[Lines of data]
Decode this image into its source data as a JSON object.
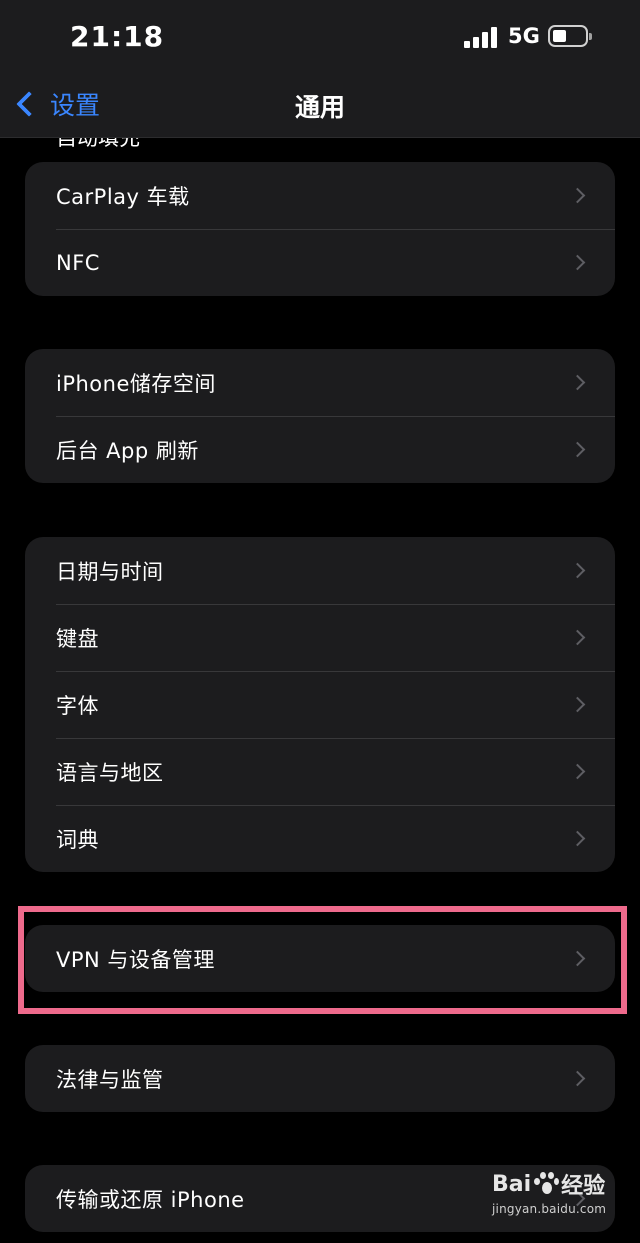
{
  "status_bar": {
    "time": "21:18",
    "network": "5G"
  },
  "nav": {
    "back_label": "设置",
    "title": "通用"
  },
  "partial_row_label": "自动填充",
  "groups": [
    {
      "rows": [
        "CarPlay 车载",
        "NFC"
      ]
    },
    {
      "rows": [
        "iPhone储存空间",
        "后台 App 刷新"
      ]
    },
    {
      "rows": [
        "日期与时间",
        "键盘",
        "字体",
        "语言与地区",
        "词典"
      ]
    },
    {
      "rows": [
        "VPN 与设备管理"
      ]
    },
    {
      "rows": [
        "法律与监管"
      ]
    },
    {
      "rows": [
        "传输或还原 iPhone"
      ]
    }
  ],
  "highlight_color": "#ee6a8c",
  "watermark": {
    "brand": "Bai",
    "brand_cn": "经验",
    "url": "jingyan.baidu.com"
  }
}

§ DIRECTIVE
Keep every word of the data as it is when you write it out, but drop the pictures.

§ TASK SOLUTION
Decode this image into its source data as a JSON object.
{
  "status_bar": {
    "time": "21:18",
    "network": "5G"
  },
  "nav": {
    "back_label": "设置",
    "title": "通用"
  },
  "partial_row_label": "自动填充",
  "groups": [
    {
      "rows": [
        "CarPlay 车载",
        "NFC"
      ]
    },
    {
      "rows": [
        "iPhone储存空间",
        "后台 App 刷新"
      ]
    },
    {
      "rows": [
        "日期与时间",
        "键盘",
        "字体",
        "语言与地区",
        "词典"
      ]
    },
    {
      "rows": [
        "VPN 与设备管理"
      ]
    },
    {
      "rows": [
        "法律与监管"
      ]
    },
    {
      "rows": [
        "传输或还原 iPhone"
      ]
    }
  ],
  "highlight_color": "#ee6a8c",
  "watermark": {
    "brand": "Bai",
    "brand_cn": "经验",
    "url": "jingyan.baidu.com"
  }
}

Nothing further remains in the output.